• **Instruction**: For each line in the data below that holds "大气透明度低", return a copy.

>> BEGIN

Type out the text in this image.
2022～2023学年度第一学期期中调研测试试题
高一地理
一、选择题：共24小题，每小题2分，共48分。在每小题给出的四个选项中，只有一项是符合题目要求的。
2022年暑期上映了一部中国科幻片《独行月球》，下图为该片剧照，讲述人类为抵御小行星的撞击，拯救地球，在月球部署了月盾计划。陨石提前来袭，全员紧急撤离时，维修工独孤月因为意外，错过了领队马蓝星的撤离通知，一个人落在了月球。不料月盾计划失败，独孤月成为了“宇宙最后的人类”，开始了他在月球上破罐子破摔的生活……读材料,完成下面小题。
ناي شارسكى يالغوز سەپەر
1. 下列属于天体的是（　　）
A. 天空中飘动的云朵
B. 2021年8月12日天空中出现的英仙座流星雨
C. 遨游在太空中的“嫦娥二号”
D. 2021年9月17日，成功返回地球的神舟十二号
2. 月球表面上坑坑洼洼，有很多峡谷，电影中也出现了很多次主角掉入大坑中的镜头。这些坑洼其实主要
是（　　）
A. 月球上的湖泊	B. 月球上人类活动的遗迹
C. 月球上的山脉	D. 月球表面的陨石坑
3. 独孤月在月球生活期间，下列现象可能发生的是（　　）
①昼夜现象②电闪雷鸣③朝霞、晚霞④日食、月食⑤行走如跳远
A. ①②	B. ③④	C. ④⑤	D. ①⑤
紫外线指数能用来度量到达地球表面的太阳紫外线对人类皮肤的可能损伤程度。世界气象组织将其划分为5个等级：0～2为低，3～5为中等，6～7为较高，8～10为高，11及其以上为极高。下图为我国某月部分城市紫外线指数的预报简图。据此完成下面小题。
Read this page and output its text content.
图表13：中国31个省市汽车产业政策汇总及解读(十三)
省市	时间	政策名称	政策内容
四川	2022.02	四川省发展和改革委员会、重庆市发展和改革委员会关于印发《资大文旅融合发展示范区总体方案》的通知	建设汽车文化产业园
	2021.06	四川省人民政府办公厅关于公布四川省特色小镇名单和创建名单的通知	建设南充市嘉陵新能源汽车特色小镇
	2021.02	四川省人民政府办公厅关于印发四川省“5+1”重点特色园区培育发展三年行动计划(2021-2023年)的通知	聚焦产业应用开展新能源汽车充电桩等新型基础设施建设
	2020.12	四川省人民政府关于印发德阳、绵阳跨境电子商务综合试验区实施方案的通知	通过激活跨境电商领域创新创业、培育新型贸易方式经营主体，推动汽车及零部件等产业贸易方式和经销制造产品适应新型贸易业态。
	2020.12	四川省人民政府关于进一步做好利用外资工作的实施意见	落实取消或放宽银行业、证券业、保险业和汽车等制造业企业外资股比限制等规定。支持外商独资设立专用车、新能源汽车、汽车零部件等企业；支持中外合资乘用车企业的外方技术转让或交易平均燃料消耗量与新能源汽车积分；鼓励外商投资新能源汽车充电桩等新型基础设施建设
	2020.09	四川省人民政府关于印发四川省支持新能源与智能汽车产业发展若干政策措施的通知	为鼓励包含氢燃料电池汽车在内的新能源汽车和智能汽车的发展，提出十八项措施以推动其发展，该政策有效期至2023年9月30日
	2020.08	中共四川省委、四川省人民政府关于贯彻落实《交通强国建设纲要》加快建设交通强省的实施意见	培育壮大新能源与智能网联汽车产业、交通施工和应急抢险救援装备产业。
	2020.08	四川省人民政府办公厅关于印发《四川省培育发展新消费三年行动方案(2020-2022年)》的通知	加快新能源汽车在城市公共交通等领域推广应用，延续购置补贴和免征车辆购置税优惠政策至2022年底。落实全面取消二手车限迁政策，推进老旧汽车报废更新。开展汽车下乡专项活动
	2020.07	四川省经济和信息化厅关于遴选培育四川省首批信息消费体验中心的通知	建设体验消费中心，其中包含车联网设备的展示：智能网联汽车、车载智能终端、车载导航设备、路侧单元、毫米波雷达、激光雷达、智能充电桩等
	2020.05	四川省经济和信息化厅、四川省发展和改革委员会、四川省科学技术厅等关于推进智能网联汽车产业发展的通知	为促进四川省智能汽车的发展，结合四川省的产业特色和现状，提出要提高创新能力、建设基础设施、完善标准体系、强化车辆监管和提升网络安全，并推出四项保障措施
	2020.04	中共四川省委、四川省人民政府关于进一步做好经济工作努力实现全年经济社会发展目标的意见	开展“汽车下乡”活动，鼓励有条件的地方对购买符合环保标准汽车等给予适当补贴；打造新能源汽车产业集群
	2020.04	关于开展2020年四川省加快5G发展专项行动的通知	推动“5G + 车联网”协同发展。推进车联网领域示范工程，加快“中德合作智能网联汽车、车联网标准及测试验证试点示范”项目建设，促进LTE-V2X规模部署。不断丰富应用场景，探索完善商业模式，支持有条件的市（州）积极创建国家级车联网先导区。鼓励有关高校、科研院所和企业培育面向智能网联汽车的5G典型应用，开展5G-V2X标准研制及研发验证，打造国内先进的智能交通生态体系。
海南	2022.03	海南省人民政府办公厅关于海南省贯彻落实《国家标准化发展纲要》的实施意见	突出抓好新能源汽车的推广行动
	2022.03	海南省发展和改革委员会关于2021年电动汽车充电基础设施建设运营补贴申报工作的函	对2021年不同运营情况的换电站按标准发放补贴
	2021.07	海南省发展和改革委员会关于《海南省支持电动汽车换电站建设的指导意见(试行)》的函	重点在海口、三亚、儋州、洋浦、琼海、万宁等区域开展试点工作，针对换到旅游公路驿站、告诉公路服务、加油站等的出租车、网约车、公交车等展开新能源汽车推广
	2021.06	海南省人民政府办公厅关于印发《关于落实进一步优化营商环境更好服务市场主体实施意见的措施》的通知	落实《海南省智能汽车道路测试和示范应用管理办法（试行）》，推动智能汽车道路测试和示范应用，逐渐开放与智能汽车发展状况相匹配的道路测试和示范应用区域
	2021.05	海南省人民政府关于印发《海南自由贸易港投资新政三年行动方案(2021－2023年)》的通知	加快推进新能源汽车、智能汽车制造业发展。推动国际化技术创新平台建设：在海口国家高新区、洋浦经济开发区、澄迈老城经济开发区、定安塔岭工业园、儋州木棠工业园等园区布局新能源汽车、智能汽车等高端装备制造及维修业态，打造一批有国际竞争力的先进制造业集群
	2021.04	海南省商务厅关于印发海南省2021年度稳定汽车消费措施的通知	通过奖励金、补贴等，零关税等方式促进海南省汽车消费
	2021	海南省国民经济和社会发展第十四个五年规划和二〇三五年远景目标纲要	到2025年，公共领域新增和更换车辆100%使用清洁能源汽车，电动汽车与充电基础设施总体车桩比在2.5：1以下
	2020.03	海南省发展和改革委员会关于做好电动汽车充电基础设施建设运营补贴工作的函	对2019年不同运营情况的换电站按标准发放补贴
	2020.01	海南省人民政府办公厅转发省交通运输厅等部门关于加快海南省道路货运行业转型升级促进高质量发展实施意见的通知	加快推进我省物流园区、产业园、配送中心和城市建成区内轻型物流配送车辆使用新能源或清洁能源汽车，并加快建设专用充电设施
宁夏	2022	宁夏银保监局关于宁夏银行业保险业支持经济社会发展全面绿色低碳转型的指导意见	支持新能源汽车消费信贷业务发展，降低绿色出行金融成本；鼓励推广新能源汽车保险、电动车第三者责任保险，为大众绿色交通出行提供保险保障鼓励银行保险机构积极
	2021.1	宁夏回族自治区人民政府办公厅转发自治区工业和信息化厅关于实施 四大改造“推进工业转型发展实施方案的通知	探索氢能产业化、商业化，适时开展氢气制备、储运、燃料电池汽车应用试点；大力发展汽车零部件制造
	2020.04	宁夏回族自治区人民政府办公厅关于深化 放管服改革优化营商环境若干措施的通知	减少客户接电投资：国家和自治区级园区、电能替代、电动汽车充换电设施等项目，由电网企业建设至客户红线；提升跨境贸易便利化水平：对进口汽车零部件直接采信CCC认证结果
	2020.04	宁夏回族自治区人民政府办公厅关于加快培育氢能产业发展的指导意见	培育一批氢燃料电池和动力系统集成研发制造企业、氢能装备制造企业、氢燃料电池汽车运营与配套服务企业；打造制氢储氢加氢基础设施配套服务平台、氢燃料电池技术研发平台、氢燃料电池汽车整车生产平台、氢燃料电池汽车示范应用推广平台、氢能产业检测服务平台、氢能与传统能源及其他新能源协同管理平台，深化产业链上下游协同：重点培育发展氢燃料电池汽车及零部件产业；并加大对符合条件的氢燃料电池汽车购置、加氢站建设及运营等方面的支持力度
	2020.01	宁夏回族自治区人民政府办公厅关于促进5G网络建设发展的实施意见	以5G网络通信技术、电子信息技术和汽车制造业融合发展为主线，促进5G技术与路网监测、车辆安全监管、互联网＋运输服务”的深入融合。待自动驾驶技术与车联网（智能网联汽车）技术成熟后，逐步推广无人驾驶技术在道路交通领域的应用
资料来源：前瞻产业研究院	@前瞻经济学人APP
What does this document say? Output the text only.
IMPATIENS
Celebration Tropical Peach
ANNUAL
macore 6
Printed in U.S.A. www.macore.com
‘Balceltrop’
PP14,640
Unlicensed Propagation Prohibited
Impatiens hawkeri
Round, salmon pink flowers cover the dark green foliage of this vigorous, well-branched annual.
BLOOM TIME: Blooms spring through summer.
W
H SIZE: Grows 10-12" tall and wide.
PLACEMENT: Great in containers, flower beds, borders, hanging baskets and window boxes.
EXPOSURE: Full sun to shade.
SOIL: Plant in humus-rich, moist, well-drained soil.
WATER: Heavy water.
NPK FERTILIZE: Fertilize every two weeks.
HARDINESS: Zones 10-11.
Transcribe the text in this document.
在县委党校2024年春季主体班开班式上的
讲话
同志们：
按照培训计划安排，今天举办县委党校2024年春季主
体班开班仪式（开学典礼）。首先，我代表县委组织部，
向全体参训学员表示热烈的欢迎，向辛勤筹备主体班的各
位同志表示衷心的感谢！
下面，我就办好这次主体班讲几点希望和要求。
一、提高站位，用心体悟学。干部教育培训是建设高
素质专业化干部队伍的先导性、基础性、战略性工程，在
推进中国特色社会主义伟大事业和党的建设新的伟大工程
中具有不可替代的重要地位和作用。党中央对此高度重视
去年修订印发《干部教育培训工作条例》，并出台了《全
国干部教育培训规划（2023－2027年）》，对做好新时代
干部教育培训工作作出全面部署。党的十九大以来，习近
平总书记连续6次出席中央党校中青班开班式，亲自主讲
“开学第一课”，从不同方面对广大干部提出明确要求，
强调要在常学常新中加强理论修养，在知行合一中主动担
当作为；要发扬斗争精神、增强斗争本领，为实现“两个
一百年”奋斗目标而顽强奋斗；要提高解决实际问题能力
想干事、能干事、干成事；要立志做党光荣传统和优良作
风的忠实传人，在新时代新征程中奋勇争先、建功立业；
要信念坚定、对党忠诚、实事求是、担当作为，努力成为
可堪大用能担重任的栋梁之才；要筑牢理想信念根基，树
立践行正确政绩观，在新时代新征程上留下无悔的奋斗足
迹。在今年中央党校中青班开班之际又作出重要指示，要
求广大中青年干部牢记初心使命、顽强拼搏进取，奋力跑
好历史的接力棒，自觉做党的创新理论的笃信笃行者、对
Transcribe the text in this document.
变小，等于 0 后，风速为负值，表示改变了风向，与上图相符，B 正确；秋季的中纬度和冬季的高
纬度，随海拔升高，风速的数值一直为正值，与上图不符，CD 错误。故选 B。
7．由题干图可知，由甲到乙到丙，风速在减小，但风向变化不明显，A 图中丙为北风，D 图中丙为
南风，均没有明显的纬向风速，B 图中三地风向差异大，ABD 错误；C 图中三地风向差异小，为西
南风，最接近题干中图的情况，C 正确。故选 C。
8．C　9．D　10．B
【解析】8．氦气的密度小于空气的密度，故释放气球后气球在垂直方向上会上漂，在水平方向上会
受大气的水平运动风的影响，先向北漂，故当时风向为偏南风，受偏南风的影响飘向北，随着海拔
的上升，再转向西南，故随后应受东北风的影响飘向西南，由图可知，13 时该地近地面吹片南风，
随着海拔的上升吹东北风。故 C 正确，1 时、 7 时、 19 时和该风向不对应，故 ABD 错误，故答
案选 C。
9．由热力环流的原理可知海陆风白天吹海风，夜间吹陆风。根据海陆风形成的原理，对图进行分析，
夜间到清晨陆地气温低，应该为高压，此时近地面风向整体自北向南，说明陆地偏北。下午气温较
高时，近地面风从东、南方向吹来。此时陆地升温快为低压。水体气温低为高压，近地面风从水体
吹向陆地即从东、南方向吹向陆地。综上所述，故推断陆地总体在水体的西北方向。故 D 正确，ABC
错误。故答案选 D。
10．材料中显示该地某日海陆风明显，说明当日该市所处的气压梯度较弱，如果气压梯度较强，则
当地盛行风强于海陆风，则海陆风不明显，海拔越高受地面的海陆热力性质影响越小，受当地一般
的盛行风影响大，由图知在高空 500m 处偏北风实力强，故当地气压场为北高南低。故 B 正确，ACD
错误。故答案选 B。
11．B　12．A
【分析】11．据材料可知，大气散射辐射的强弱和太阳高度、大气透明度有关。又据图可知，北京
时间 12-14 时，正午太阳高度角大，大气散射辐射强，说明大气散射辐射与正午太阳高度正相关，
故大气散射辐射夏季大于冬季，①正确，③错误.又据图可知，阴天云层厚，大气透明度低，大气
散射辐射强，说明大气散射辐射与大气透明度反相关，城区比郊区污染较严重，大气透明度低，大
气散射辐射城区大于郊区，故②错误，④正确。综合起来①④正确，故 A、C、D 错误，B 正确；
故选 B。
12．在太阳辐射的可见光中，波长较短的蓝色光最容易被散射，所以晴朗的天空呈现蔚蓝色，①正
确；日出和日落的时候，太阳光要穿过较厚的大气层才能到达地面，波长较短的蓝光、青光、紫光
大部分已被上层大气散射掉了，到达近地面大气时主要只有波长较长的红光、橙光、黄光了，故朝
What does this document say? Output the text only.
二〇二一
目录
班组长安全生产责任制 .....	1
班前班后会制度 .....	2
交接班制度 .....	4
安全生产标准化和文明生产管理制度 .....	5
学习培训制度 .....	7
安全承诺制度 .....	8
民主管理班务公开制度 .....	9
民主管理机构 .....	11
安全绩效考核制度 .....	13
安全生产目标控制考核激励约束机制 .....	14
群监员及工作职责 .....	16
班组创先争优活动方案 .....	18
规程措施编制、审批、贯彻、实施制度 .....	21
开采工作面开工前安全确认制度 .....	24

>> END

• **The reply**:
故大气散射辐射夏季大于冬季，①正确，③错误.又据图可知，阴天云层厚，大气透明度低，大气
散射辐射强，说明大气散射辐射与大气透明度反相关，城区比郊区污染较严重，大气透明度低，大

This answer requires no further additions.